■ **Problem to solve**:
Repeat every record below exactly as written.

— START Data for processing —

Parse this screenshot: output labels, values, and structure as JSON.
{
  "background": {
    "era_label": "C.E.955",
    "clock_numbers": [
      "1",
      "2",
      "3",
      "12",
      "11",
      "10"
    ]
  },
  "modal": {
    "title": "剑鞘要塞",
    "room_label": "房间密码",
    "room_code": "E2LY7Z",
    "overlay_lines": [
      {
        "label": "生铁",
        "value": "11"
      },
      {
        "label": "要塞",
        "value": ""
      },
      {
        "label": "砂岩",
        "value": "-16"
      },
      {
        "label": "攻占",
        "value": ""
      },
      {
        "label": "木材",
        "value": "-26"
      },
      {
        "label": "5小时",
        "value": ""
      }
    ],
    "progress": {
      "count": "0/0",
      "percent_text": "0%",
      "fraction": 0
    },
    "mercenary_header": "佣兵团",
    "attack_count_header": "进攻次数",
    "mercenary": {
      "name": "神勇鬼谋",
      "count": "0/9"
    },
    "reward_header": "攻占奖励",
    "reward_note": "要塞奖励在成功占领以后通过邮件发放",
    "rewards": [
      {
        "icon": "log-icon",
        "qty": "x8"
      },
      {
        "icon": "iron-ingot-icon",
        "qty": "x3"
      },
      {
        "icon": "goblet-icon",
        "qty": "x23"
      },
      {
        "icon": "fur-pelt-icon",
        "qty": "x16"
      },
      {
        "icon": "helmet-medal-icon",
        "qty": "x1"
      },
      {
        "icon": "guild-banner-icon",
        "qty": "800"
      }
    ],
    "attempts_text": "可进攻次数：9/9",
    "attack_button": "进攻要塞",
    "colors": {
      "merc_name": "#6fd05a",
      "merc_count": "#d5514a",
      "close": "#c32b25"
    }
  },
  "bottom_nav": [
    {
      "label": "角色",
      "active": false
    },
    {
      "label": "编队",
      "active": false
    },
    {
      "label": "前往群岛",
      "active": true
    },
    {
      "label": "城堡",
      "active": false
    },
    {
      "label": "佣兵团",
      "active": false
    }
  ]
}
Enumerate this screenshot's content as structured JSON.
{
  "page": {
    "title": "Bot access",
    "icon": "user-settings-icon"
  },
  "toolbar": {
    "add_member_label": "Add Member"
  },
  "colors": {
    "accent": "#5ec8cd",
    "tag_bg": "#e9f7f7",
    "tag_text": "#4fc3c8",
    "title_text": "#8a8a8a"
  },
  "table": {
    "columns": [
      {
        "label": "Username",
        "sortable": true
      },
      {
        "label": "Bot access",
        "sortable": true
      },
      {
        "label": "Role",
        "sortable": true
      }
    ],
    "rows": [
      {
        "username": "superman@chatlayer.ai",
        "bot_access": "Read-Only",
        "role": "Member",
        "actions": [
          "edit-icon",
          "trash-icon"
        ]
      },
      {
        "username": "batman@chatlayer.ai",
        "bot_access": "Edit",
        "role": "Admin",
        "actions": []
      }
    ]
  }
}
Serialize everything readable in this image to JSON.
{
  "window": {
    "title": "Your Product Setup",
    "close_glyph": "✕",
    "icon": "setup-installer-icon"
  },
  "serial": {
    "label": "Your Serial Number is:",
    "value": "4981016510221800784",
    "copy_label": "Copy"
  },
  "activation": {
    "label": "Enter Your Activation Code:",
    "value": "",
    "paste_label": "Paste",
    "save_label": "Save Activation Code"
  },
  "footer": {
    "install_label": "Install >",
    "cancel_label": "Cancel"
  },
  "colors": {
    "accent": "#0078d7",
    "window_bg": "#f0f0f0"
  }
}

— END Data for processing —

■ **Exercise result**:
Parse this screenshot: output labels, values, and structure as JSON.
{
  "background": {
    "era_label": "C.E.955",
    "clock_numbers": [
      "1",
      "2",
      "3",
      "12",
      "11",
      "10"
    ]
  },
  "modal": {
    "title": "剑鞘要塞",
    "room_label": "房间密码",
    "room_code": "E2LY7Z",
    "overlay_lines": [
      {
        "label": "生铁",
        "value": "11"
      },
      {
        "label": "要塞",
        "value": ""
      },
      {
        "label": "砂岩",
        "value": "-16"
      },
      {
        "label": "攻占",
        "value": ""
      },
      {
        "label": "木材",
        "value": "-26"
      },
      {
        "label": "5小时",
        "value": ""
      }
    ],
    "progress": {
      "count": "0/0",
      "percent_text": "0%",
      "fraction": 0
    },
    "mercenary_header": "佣兵团",
    "attack_count_header": "进攻次数",
    "mercenary": {
      "name": "神勇鬼谋",
      "count": "0/9"
    },
    "reward_header": "攻占奖励",
    "reward_note": "要塞奖励在成功占领以后通过邮件发放",
    "rewards": [
      {
        "icon": "log-icon",
        "qty": "x8"
      },
      {
        "icon": "iron-ingot-icon",
        "qty": "x3"
      },
      {
        "icon": "goblet-icon",
        "qty": "x23"
      },
      {
        "icon": "fur-pelt-icon",
        "qty": "x16"
      },
      {
        "icon": "helmet-medal-icon",
        "qty": "x1"
      },
      {
        "icon": "guild-banner-icon",
        "qty": "800"
      }
    ],
    "attempts_text": "可进攻次数：9/9",
    "attack_button": "进攻要塞",
    "colors": {
      "merc_name": "#6fd05a",
      "merc_count": "#d5514a",
      "close": "#c32b25"
    }
  },
  "bottom_nav": [
    {
      "label": "角色",
      "active": false
    },
    {
      "label": "编队",
      "active": false
    },
    {
      "label": "前往群岛",
      "active": true
    },
    {
      "label": "城堡",
      "active": false
    },
    {
      "label": "佣兵团",
      "active": false
    }
  ]
}
Enumerate this screenshot's content as structured JSON.
{
  "page": {
    "title": "Bot access",
    "icon": "user-settings-icon"
  },
  "toolbar": {
    "add_member_label": "Add Member"
  },
  "colors": {
    "accent": "#5ec8cd",
    "tag_bg": "#e9f7f7",
    "tag_text": "#4fc3c8",
    "title_text": "#8a8a8a"
  },
  "table": {
    "columns": [
      {
        "label": "Username",
        "sortable": true
      },
      {
        "label": "Bot access",
        "sortable": true
      },
      {
        "label": "Role",
        "sortable": true
      }
    ],
    "rows": [
      {
        "username": "superman@chatlayer.ai",
        "bot_access": "Read-Only",
        "role": "Member",
        "actions": [
          "edit-icon",
          "trash-icon"
        ]
      },
      {
        "username": "batman@chatlayer.ai",
        "bot_access": "Edit",
        "role": "Admin",
        "actions": []
      }
    ]
  }
}
Serialize everything readable in this image to JSON.
{
  "window": {
    "title": "Your Product Setup",
    "close_glyph": "✕",
    "icon": "setup-installer-icon"
  },
  "serial": {
    "label": "Your Serial Number is:",
    "value": "4981016510221800784",
    "copy_label": "Copy"
  },
  "activation": {
    "label": "Enter Your Activation Code:",
    "value": "",
    "paste_label": "Paste",
    "save_label": "Save Activation Code"
  },
  "footer": {
    "install_label": "Install >",
    "cancel_label": "Cancel"
  },
  "colors": {
    "accent": "#0078d7",
    "window_bg": "#f0f0f0"
  }
}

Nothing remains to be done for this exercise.